● The task
Pick out all lines of the entries that include the word "only" and copy them.

--- Data supplied ---

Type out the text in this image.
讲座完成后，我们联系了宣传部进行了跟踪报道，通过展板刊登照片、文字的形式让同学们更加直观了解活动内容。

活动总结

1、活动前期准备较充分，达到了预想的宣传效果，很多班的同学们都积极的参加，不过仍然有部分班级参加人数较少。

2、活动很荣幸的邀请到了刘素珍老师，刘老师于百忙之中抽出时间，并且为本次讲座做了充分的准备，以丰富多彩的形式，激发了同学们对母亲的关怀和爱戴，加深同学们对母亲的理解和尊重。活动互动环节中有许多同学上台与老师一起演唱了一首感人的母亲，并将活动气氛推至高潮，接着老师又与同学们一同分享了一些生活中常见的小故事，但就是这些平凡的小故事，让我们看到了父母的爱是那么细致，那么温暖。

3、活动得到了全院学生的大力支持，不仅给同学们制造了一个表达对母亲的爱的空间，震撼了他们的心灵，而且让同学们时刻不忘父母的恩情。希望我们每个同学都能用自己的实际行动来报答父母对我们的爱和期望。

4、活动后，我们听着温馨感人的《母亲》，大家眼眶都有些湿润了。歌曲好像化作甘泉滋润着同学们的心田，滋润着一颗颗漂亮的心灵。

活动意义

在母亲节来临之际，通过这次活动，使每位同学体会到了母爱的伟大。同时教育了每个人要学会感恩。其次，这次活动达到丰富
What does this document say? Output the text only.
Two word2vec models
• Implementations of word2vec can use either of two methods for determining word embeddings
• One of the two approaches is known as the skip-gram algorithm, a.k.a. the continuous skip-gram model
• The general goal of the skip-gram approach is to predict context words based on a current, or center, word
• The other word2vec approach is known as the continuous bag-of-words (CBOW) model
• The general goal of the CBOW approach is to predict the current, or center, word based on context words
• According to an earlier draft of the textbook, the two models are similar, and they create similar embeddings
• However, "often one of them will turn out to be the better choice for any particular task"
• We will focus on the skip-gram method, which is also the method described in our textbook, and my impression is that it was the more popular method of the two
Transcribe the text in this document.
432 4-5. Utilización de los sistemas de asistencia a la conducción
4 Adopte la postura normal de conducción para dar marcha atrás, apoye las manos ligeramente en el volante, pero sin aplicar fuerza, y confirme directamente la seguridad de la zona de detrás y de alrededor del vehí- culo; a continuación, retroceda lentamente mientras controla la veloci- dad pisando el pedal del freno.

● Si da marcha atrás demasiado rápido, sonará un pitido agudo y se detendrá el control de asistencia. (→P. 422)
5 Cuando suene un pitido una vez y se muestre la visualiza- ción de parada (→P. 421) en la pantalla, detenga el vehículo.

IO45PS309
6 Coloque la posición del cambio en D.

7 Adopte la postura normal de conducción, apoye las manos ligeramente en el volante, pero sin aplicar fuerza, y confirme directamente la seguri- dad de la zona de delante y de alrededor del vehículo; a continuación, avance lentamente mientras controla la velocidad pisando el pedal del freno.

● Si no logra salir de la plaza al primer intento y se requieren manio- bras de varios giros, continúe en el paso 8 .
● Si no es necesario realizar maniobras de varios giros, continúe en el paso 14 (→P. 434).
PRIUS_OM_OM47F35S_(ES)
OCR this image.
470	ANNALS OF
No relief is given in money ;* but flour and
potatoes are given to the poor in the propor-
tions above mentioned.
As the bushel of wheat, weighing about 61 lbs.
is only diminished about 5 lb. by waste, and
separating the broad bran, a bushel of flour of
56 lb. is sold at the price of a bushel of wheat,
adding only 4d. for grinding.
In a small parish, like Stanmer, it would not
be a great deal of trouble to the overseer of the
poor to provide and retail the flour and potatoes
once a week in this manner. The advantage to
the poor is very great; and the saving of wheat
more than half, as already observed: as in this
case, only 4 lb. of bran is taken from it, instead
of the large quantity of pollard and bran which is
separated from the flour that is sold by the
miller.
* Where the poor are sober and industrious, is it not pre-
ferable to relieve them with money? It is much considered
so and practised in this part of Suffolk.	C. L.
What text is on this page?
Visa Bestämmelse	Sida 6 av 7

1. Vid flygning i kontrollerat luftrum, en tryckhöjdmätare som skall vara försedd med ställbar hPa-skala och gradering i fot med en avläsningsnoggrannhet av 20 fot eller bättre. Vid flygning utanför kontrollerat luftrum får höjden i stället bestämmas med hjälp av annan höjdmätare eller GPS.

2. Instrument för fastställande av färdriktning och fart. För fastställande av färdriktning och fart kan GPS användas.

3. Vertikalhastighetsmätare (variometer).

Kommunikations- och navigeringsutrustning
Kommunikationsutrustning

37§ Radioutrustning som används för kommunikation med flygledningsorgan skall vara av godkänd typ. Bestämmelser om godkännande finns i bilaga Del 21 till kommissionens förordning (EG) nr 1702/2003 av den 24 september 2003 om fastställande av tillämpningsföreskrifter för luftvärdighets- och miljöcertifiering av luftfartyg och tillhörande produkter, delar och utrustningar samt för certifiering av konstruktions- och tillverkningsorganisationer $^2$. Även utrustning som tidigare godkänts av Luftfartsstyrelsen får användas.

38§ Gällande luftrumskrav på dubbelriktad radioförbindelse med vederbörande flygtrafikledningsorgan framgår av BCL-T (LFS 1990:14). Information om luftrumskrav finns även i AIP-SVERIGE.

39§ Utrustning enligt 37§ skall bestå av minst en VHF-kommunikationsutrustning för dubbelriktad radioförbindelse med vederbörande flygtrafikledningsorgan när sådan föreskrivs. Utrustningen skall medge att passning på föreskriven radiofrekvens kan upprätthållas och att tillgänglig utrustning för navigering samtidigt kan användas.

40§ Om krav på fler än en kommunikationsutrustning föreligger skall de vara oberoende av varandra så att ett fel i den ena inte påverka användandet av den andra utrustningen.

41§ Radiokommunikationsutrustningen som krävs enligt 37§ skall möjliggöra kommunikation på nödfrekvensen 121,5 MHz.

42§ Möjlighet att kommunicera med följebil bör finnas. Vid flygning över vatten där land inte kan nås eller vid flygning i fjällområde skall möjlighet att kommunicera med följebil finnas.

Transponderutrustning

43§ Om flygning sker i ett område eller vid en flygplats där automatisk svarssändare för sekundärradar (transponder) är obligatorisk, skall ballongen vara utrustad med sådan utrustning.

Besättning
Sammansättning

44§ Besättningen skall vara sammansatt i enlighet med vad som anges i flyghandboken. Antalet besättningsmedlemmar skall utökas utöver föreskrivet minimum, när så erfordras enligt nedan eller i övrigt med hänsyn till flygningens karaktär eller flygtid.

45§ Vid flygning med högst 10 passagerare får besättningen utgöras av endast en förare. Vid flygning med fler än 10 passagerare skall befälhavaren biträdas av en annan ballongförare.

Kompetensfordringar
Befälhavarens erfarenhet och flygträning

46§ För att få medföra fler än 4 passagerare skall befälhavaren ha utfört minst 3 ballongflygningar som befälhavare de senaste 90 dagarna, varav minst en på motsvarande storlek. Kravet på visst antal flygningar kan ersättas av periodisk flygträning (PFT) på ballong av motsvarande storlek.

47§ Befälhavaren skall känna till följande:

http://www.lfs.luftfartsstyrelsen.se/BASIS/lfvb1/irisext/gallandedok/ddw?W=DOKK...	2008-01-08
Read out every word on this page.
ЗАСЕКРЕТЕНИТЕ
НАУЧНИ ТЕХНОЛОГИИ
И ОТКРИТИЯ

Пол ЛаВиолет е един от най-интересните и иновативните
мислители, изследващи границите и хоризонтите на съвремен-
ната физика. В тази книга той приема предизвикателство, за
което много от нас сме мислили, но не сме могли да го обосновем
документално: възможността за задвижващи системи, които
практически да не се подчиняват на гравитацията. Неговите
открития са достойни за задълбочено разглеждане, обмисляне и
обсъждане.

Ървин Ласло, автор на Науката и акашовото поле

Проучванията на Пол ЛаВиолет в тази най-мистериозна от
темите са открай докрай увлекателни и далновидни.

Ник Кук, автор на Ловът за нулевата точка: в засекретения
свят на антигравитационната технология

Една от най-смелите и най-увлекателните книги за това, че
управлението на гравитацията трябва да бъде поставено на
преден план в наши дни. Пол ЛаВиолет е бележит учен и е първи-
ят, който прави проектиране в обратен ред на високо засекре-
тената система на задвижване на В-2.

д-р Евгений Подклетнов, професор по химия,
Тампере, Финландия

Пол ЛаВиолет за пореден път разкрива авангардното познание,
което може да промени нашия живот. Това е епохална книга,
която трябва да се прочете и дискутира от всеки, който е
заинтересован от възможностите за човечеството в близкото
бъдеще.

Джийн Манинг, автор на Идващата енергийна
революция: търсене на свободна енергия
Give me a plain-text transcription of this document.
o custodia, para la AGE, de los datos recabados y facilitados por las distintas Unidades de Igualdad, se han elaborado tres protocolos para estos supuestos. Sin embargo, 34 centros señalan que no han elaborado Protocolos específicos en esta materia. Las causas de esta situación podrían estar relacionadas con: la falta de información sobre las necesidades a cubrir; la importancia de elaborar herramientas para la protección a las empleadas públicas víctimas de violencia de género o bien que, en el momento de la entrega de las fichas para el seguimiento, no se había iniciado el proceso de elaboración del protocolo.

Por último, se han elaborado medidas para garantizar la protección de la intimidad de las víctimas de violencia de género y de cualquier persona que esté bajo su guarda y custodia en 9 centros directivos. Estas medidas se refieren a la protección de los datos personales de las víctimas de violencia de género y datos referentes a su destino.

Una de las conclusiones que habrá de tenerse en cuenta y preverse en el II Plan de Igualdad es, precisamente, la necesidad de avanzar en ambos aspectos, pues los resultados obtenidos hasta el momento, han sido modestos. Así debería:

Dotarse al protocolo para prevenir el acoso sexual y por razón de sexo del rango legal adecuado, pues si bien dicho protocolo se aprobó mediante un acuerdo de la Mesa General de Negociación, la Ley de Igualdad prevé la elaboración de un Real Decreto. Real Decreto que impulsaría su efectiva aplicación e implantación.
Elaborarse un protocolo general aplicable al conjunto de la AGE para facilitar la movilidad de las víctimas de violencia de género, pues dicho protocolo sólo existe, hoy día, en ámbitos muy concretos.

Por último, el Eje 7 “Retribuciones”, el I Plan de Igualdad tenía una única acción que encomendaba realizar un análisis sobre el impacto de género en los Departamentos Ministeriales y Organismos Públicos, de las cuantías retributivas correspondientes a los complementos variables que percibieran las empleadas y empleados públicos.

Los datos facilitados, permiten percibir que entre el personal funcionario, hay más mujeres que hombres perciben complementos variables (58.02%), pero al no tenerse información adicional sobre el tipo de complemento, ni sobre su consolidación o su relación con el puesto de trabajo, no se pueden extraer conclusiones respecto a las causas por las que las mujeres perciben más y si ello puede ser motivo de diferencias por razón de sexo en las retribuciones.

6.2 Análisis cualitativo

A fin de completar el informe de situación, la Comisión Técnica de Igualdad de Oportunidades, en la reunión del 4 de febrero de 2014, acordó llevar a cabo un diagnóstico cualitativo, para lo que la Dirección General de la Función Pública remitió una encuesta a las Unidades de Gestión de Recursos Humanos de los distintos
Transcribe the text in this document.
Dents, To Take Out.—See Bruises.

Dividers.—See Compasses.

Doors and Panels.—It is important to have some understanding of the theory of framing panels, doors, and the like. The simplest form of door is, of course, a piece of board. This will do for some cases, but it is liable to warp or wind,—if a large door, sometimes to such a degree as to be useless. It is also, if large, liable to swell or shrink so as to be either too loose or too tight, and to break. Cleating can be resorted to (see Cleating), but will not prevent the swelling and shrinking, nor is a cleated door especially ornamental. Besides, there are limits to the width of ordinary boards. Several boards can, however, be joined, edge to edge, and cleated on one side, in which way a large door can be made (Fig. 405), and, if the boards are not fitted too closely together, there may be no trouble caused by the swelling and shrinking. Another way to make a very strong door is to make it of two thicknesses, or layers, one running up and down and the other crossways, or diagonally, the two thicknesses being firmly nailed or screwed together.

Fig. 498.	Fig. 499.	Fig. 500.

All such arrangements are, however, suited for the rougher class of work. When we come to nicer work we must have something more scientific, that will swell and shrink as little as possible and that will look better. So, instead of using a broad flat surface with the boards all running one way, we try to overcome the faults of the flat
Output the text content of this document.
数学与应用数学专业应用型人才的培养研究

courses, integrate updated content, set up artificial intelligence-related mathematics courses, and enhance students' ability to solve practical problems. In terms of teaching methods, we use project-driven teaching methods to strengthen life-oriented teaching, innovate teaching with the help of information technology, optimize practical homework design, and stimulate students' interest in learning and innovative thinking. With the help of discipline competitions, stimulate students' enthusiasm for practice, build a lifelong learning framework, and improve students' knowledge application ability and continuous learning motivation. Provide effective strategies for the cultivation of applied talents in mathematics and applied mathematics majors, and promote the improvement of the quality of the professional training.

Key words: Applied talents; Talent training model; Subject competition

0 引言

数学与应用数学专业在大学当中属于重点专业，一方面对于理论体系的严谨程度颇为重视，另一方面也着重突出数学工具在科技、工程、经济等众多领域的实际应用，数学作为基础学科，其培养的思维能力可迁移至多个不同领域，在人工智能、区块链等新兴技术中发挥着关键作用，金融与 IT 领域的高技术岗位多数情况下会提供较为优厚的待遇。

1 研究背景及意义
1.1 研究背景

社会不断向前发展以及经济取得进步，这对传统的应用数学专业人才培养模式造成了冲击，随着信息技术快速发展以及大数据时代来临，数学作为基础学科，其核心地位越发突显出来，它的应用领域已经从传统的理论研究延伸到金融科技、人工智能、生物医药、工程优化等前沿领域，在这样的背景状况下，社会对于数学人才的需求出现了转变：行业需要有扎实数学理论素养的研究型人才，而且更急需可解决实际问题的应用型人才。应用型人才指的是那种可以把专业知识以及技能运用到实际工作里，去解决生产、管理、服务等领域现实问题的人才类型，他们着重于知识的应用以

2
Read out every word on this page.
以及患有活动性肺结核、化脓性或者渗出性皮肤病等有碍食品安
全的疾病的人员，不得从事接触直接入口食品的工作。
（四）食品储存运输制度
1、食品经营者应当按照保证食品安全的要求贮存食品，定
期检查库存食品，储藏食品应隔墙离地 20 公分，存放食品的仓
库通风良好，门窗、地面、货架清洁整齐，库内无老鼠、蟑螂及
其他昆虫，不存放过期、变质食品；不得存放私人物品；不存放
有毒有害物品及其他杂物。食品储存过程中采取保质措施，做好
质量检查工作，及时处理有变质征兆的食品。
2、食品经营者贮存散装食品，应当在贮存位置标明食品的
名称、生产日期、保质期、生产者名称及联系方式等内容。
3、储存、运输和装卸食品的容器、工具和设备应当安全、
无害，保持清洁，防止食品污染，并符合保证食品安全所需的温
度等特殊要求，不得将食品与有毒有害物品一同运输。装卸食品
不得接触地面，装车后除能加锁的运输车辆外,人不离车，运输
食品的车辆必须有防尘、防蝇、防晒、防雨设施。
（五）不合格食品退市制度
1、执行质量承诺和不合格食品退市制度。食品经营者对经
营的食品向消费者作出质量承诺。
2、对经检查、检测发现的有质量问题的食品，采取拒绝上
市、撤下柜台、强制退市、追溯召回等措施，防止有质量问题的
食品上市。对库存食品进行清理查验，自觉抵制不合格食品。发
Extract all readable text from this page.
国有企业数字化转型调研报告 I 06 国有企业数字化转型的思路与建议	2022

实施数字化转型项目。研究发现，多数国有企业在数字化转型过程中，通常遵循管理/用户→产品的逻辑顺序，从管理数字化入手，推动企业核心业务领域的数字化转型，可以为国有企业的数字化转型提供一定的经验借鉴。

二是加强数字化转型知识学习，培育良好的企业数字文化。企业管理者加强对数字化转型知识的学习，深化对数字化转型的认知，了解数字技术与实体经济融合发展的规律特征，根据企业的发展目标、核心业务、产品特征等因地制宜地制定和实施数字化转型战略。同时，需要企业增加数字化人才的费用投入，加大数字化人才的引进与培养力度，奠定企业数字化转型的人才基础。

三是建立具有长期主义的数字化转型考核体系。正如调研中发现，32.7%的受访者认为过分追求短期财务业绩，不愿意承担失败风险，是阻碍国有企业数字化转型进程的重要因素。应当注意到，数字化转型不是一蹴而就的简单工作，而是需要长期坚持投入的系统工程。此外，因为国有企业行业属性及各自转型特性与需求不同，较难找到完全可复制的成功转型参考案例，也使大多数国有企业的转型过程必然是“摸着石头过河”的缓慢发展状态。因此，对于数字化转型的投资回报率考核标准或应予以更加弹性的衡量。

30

---

● Complete answer
What does this document say? Output the text only.
is only diminished about 5 lb. by waste, and
adding only 4d. for grinding.
case, only 4 lb. of bran is taken from it, instead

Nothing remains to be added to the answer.